[Records from a data collection]

^^^^^^^^

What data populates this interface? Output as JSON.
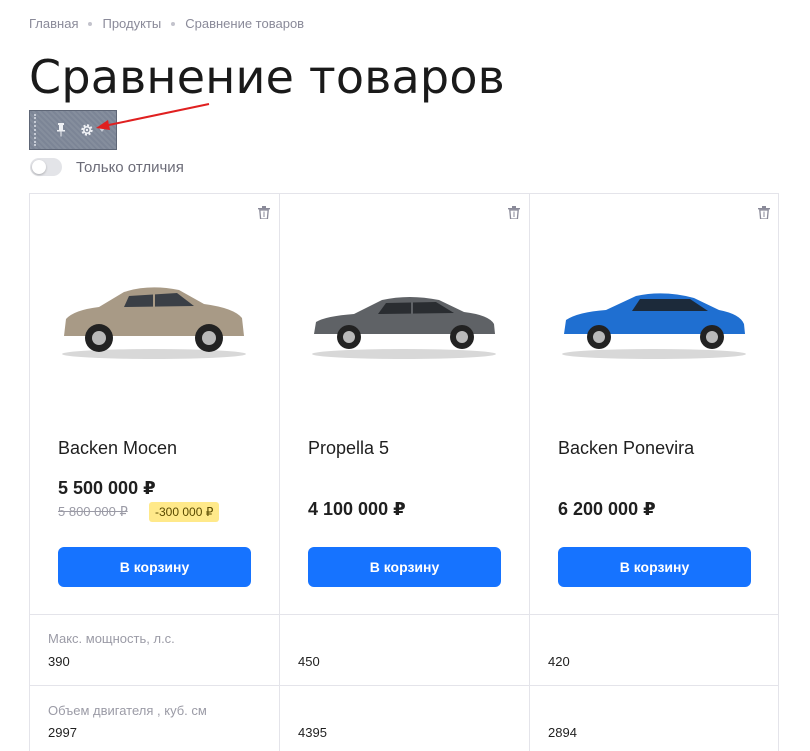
{
  "breadcrumb": [
    "Главная",
    "Продукты",
    "Сравнение товаров"
  ],
  "page_title": "Сравнение товаров",
  "edit_panel": {
    "icons": [
      "grip-icon",
      "pin-icon",
      "gear-icon",
      "chevron-down-icon"
    ]
  },
  "annotation": {
    "color": "#e02020"
  },
  "toggle": {
    "label": "Только отличия",
    "checked": false
  },
  "products": [
    {
      "name": "Backen Mocen",
      "price": "5 500 000 ₽",
      "old_price": "5 800 000 ₽",
      "discount": "-300 000 ₽",
      "button": "В корзину",
      "car_color": "#a89a86"
    },
    {
      "name": "Propella 5",
      "price": "4 100 000 ₽",
      "button": "В корзину",
      "car_color": "#5f6266"
    },
    {
      "name": "Backen Ponevira",
      "price": "6 200 000 ₽",
      "button": "В корзину",
      "car_color": "#1f6fd1"
    }
  ],
  "specs": [
    {
      "label": "Макс. мощность, л.с.",
      "values": [
        "390",
        "450",
        "420"
      ]
    },
    {
      "label": "Объем двигателя , куб. см",
      "values": [
        "2997",
        "4395",
        "2894"
      ]
    }
  ],
  "colors": {
    "accent": "#1673ff",
    "discount_bg": "#ffe98a"
  }
}
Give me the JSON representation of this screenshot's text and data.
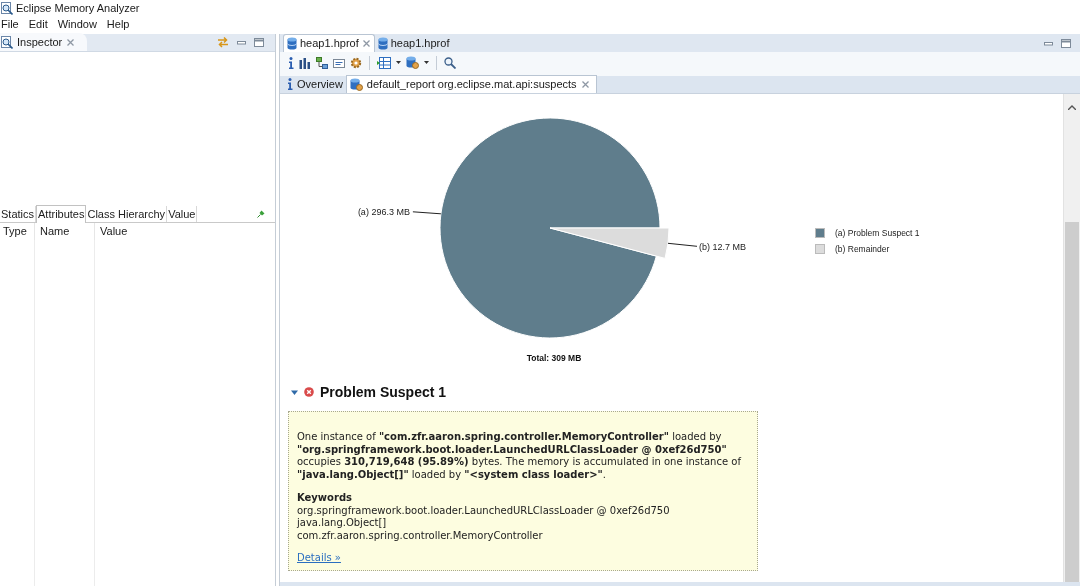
{
  "window": {
    "title": "Eclipse Memory Analyzer"
  },
  "menu": [
    "File",
    "Edit",
    "Window",
    "Help"
  ],
  "inspector": {
    "title": "Inspector",
    "tabs": [
      {
        "label": "Statics",
        "selected": false
      },
      {
        "label": "Attributes",
        "selected": true
      },
      {
        "label": "Class Hierarchy",
        "selected": false
      },
      {
        "label": "Value",
        "selected": false
      }
    ],
    "columns": [
      "Type",
      "Name",
      "Value"
    ]
  },
  "editor": {
    "tabs": [
      {
        "label": "heap1.hprof",
        "selected": true
      },
      {
        "label": "heap1.hprof",
        "selected": false
      }
    ],
    "report_tabs": [
      {
        "kind": "info",
        "label": "Overview",
        "selected": false
      },
      {
        "kind": "report",
        "label": "default_report org.eclipse.mat.api:suspects",
        "selected": true
      }
    ],
    "chart_data": {
      "type": "pie",
      "title": "Total: 309 MB",
      "categories": [
        "(a) Problem Suspect 1",
        "(b) Remainder"
      ],
      "values": [
        296.3,
        12.7
      ],
      "colors": [
        "#5f7d8c",
        "#dcdcdc"
      ],
      "value_labels": [
        "(a) 296.3 MB",
        "(b) 12.7 MB"
      ],
      "legend": "right"
    },
    "suspect": {
      "title": "Problem Suspect 1",
      "expanded": true,
      "description": "One instance of **\"com.zfr.aaron.spring.controller.MemoryController\"** loaded by **\"org.springframework.boot.loader.LaunchedURLClassLoader @ 0xef26d750\"** occupies **310,719,648 (95.89%)** bytes. The memory is accumulated in one instance of **\"java.lang.Object[]\"** loaded by **\"<system class loader>\"**.",
      "keywords_title": "Keywords",
      "keywords": [
        "org.springframework.boot.loader.LaunchedURLClassLoader @ 0xef26d750",
        "java.lang.Object[]",
        "com.zfr.aaron.spring.controller.MemoryController"
      ],
      "link": "Details »"
    }
  }
}
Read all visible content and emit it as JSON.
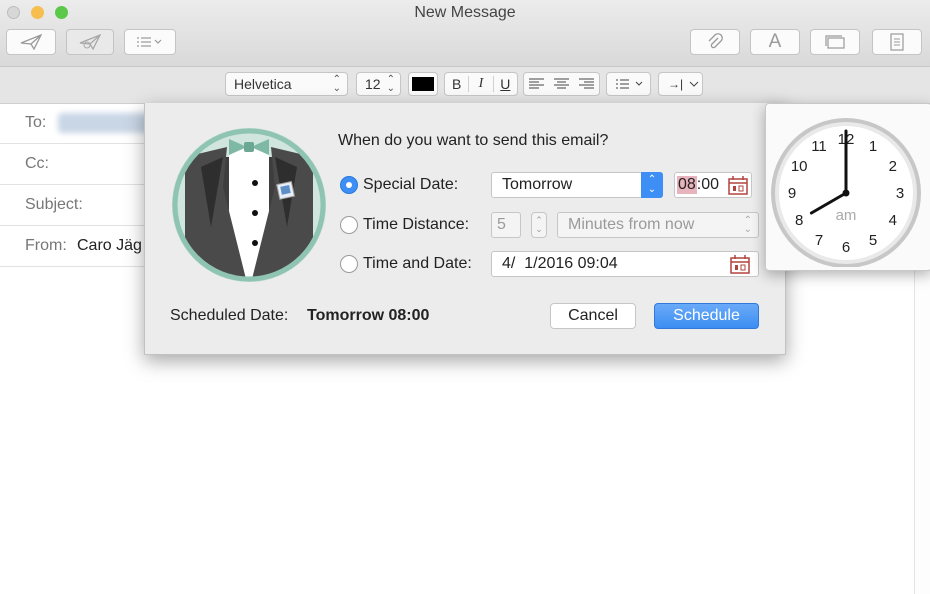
{
  "window": {
    "title": "New Message"
  },
  "toolbar": {
    "send_icon": "send-icon",
    "send_later_icon": "send-later-icon",
    "header_fields_icon": "list-options-icon",
    "attach_icon": "paperclip-icon",
    "format_label": "A",
    "photo_browser_icon": "photo-browser-icon",
    "stationery_icon": "stationery-icon"
  },
  "format_bar": {
    "font": "Helvetica",
    "size": "12",
    "text_color": "#000000",
    "bold": "B",
    "italic": "I",
    "underline": "U",
    "indent_symbol": "→|"
  },
  "headers": {
    "to_label": "To:",
    "cc_label": "Cc:",
    "subject_label": "Subject:",
    "from_label": "From:",
    "from_value": "Caro Jäg"
  },
  "dialog": {
    "question": "When do you want to send this email?",
    "special_date_label": "Special Date:",
    "special_date_value": "Tomorrow",
    "time_value": "08:00",
    "time_hour": "08",
    "time_minutes": ":00",
    "time_distance_label": "Time Distance:",
    "distance_value": "5",
    "distance_unit": "Minutes from now",
    "time_and_date_label": "Time and Date:",
    "date_value": "4/  1/2016 09:04",
    "scheduled_label": "Scheduled Date:",
    "scheduled_value": "Tomorrow 08:00",
    "cancel_label": "Cancel",
    "schedule_label": "Schedule",
    "selected_option": "special_date"
  },
  "clock": {
    "numbers": [
      "12",
      "1",
      "2",
      "3",
      "4",
      "5",
      "6",
      "7",
      "8",
      "9",
      "10",
      "11"
    ],
    "period": "am",
    "hour": 8,
    "minute": 0
  },
  "colors": {
    "accent": "#3d8ff5",
    "schedule_button": "#3c8ef3",
    "time_highlight": "#e7b3bd",
    "calendar_icon": "#b2443f"
  }
}
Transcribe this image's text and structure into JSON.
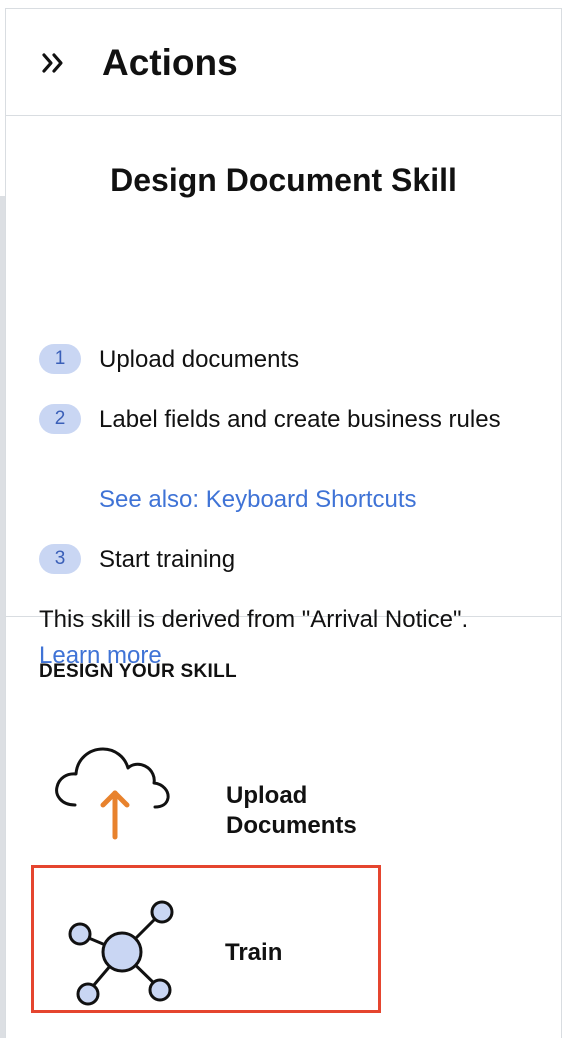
{
  "header": {
    "title": "Actions",
    "collapse_icon": "double-chevron-right-icon"
  },
  "instructions": {
    "title": "Design Document Skill",
    "steps": [
      {
        "number": "1",
        "label": "Upload documents"
      },
      {
        "number": "2",
        "label": "Label fields and create business rules",
        "link": "See also: Keyboard Shortcuts"
      },
      {
        "number": "3",
        "label": "Start training"
      }
    ],
    "derived_text": "This skill is derived from \"Arrival Notice\".",
    "learn_more": "Learn more"
  },
  "design": {
    "heading": "DESIGN YOUR SKILL",
    "actions": [
      {
        "label": "Upload Documents",
        "icon": "cloud-upload-icon",
        "selected": false
      },
      {
        "label": "Train",
        "icon": "network-nodes-icon",
        "selected": true
      }
    ]
  },
  "colors": {
    "accent_link": "#3f73d6",
    "badge_bg": "#c9d6f3",
    "selection_border": "#e5452f",
    "upload_arrow": "#e8822d",
    "node_fill": "#c9d6f3"
  }
}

^^^^^^^^

Work to be completed: Collect each line containing the string "Backen".

Full output:
      "name": "Backen Mocen",
      "name": "Backen Ponevira",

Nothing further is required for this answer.